[Some records]
-=-=-
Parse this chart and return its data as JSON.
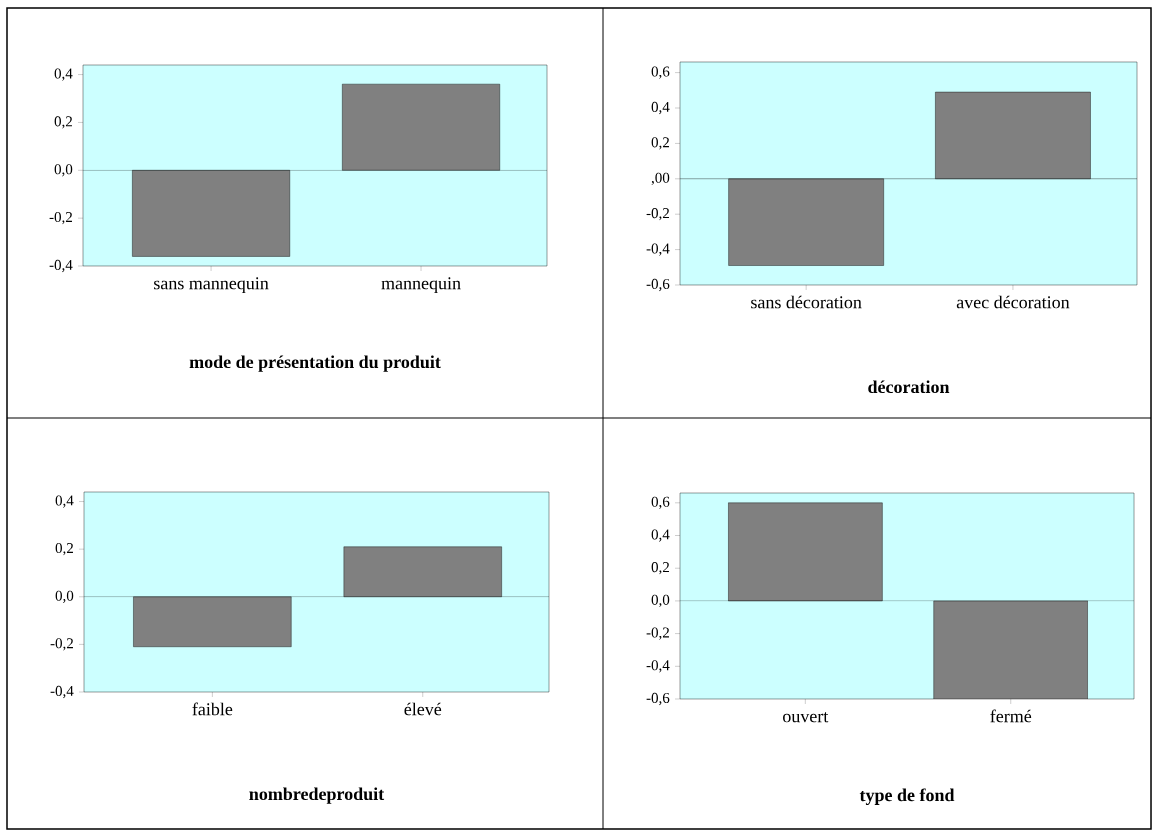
{
  "chart_data": [
    {
      "type": "bar",
      "categories": [
        "sans mannequin",
        "mannequin"
      ],
      "values": [
        -0.36,
        0.36
      ],
      "color": "#808080",
      "xlabel": "mode de présentation du produit",
      "ylim": [
        -0.4,
        0.44
      ],
      "yticks": [
        {
          "value": -0.4,
          "label": "-0,4"
        },
        {
          "value": -0.2,
          "label": "-0,2"
        },
        {
          "value": 0,
          "label": "0,0"
        },
        {
          "value": 0.2,
          "label": "0,2"
        },
        {
          "value": 0.4,
          "label": "0,4"
        }
      ],
      "ref_lines": [
        {
          "axis": "y",
          "value": 0,
          "color": "#000000"
        }
      ]
    },
    {
      "type": "bar",
      "categories": [
        "sans décoration",
        "avec décoration"
      ],
      "values": [
        -0.49,
        0.49
      ],
      "color": "#808080",
      "xlabel": "décoration",
      "ylim": [
        -0.6,
        0.66
      ],
      "yticks": [
        {
          "value": -0.6,
          "label": "-0,6"
        },
        {
          "value": -0.4,
          "label": "-0,4"
        },
        {
          "value": -0.2,
          "label": "-0,2"
        },
        {
          "value": 0,
          "label": ",00"
        },
        {
          "value": 0.2,
          "label": "0,2"
        },
        {
          "value": 0.4,
          "label": "0,4"
        },
        {
          "value": 0.6,
          "label": "0,6"
        }
      ],
      "ref_lines": [
        {
          "axis": "y",
          "value": 0,
          "color": "#000000"
        }
      ]
    },
    {
      "type": "bar",
      "categories": [
        "faible",
        "élevé"
      ],
      "values": [
        -0.21,
        0.21
      ],
      "color": "#808080",
      "xlabel": "nombredeproduit",
      "ylim": [
        -0.4,
        0.44
      ],
      "yticks": [
        {
          "value": -0.4,
          "label": "-0,4"
        },
        {
          "value": -0.2,
          "label": "-0,2"
        },
        {
          "value": 0,
          "label": "0,0"
        },
        {
          "value": 0.2,
          "label": "0,2"
        },
        {
          "value": 0.4,
          "label": "0,4"
        }
      ],
      "ref_lines": [
        {
          "axis": "y",
          "value": 0,
          "color": "#000000"
        }
      ]
    },
    {
      "type": "bar",
      "categories": [
        "ouvert",
        "fermé"
      ],
      "values": [
        0.6,
        -0.6
      ],
      "color": "#808080",
      "xlabel": "type de fond",
      "ylim": [
        -0.6,
        0.66
      ],
      "yticks": [
        {
          "value": -0.6,
          "label": "-0,6"
        },
        {
          "value": -0.4,
          "label": "-0,4"
        },
        {
          "value": -0.2,
          "label": "-0,2"
        },
        {
          "value": 0,
          "label": "0,0"
        },
        {
          "value": 0.2,
          "label": "0,2"
        },
        {
          "value": 0.4,
          "label": "0,4"
        },
        {
          "value": 0.6,
          "label": "0,6"
        }
      ],
      "ref_lines": [
        {
          "axis": "y",
          "value": 0,
          "color": "#000000"
        }
      ]
    }
  ]
}
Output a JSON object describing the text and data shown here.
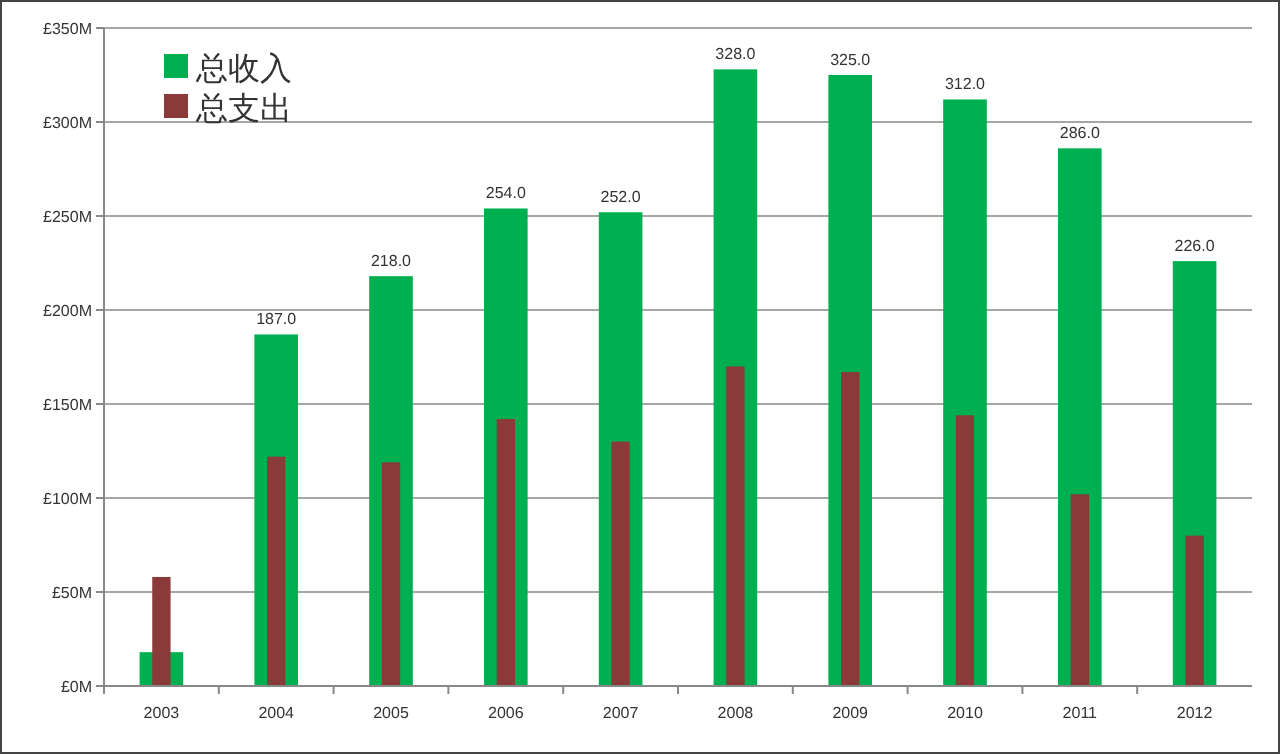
{
  "chart_data": {
    "type": "bar",
    "categories": [
      "2003",
      "2004",
      "2005",
      "2006",
      "2007",
      "2008",
      "2009",
      "2010",
      "2011",
      "2012"
    ],
    "series": [
      {
        "name": "总收入",
        "color": "#00b050",
        "values": [
          18,
          187,
          218,
          254,
          252,
          328,
          325,
          312,
          286,
          226
        ],
        "value_labels": [
          null,
          "187.0",
          "218.0",
          "254.0",
          "252.0",
          "328.0",
          "325.0",
          "312.0",
          "286.0",
          "226.0"
        ]
      },
      {
        "name": "总支出",
        "color": "#8b3a3a",
        "values": [
          58,
          122,
          119,
          142,
          130,
          170,
          167,
          144,
          102,
          80
        ]
      }
    ],
    "ylim": [
      0,
      350
    ],
    "yticks": [
      {
        "value": 0,
        "label": "£0M"
      },
      {
        "value": 50,
        "label": "£50M"
      },
      {
        "value": 100,
        "label": "£100M"
      },
      {
        "value": 150,
        "label": "£150M"
      },
      {
        "value": 200,
        "label": "£200M"
      },
      {
        "value": 250,
        "label": "£250M"
      },
      {
        "value": 300,
        "label": "£300M"
      },
      {
        "value": 350,
        "label": "£350M"
      }
    ],
    "grid": "y",
    "legend": "top left"
  }
}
-=-=-
=== Work instructions ===
Set every line down exactly as written, leaving each picture out.

=== Result for this task ===
Parse this chart and return its data as JSON.
{
  "chart_data": [
    {
      "type": "bar",
      "categories": [
        "sans mannequin",
        "mannequin"
      ],
      "values": [
        -0.36,
        0.36
      ],
      "color": "#808080",
      "xlabel": "mode de présentation du produit",
      "ylim": [
        -0.4,
        0.44
      ],
      "yticks": [
        {
          "value": -0.4,
          "label": "-0,4"
        },
        {
          "value": -0.2,
          "label": "-0,2"
        },
        {
          "value": 0,
          "label": "0,0"
        },
        {
          "value": 0.2,
          "label": "0,2"
        },
        {
          "value": 0.4,
          "label": "0,4"
        }
      ],
      "ref_lines": [
        {
          "axis": "y",
          "value": 0,
          "color": "#000000"
        }
      ]
    },
    {
      "type": "bar",
      "categories": [
        "sans décoration",
        "avec décoration"
      ],
      "values": [
        -0.49,
        0.49
      ],
      "color": "#808080",
      "xlabel": "décoration",
      "ylim": [
        -0.6,
        0.66
      ],
      "yticks": [
        {
          "value": -0.6,
          "label": "-0,6"
        },
        {
          "value": -0.4,
          "label": "-0,4"
        },
        {
          "value": -0.2,
          "label": "-0,2"
        },
        {
          "value": 0,
          "label": ",00"
        },
        {
          "value": 0.2,
          "label": "0,2"
        },
        {
          "value": 0.4,
          "label": "0,4"
        },
        {
          "value": 0.6,
          "label": "0,6"
        }
      ],
      "ref_lines": [
        {
          "axis": "y",
          "value": 0,
          "color": "#000000"
        }
      ]
    },
    {
      "type": "bar",
      "categories": [
        "faible",
        "élevé"
      ],
      "values": [
        -0.21,
        0.21
      ],
      "color": "#808080",
      "xlabel": "nombredeproduit",
      "ylim": [
        -0.4,
        0.44
      ],
      "yticks": [
        {
          "value": -0.4,
          "label": "-0,4"
        },
        {
          "value": -0.2,
          "label": "-0,2"
        },
        {
          "value": 0,
          "label": "0,0"
        },
        {
          "value": 0.2,
          "label": "0,2"
        },
        {
          "value": 0.4,
          "label": "0,4"
        }
      ],
      "ref_lines": [
        {
          "axis": "y",
          "value": 0,
          "color": "#000000"
        }
      ]
    },
    {
      "type": "bar",
      "categories": [
        "ouvert",
        "fermé"
      ],
      "values": [
        0.6,
        -0.6
      ],
      "color": "#808080",
      "xlabel": "type de fond",
      "ylim": [
        -0.6,
        0.66
      ],
      "yticks": [
        {
          "value": -0.6,
          "label": "-0,6"
        },
        {
          "value": -0.4,
          "label": "-0,4"
        },
        {
          "value": -0.2,
          "label": "-0,2"
        },
        {
          "value": 0,
          "label": "0,0"
        },
        {
          "value": 0.2,
          "label": "0,2"
        },
        {
          "value": 0.4,
          "label": "0,4"
        },
        {
          "value": 0.6,
          "label": "0,6"
        }
      ],
      "ref_lines": [
        {
          "axis": "y",
          "value": 0,
          "color": "#000000"
        }
      ]
    }
  ]
}
Output a JSON object describing the text and data shown here.
{
  "chart_data": {
    "type": "bar",
    "categories": [
      "2003",
      "2004",
      "2005",
      "2006",
      "2007",
      "2008",
      "2009",
      "2010",
      "2011",
      "2012"
    ],
    "series": [
      {
        "name": "总收入",
        "color": "#00b050",
        "values": [
          18,
          187,
          218,
          254,
          252,
          328,
          325,
          312,
          286,
          226
        ],
        "value_labels": [
          null,
          "187.0",
          "218.0",
          "254.0",
          "252.0",
          "328.0",
          "325.0",
          "312.0",
          "286.0",
          "226.0"
        ]
      },
      {
        "name": "总支出",
        "color": "#8b3a3a",
        "values": [
          58,
          122,
          119,
          142,
          130,
          170,
          167,
          144,
          102,
          80
        ]
      }
    ],
    "ylim": [
      0,
      350
    ],
    "yticks": [
      {
        "value": 0,
        "label": "£0M"
      },
      {
        "value": 50,
        "label": "£50M"
      },
      {
        "value": 100,
        "label": "£100M"
      },
      {
        "value": 150,
        "label": "£150M"
      },
      {
        "value": 200,
        "label": "£200M"
      },
      {
        "value": 250,
        "label": "£250M"
      },
      {
        "value": 300,
        "label": "£300M"
      },
      {
        "value": 350,
        "label": "£350M"
      }
    ],
    "grid": "y",
    "legend": "top left"
  }
}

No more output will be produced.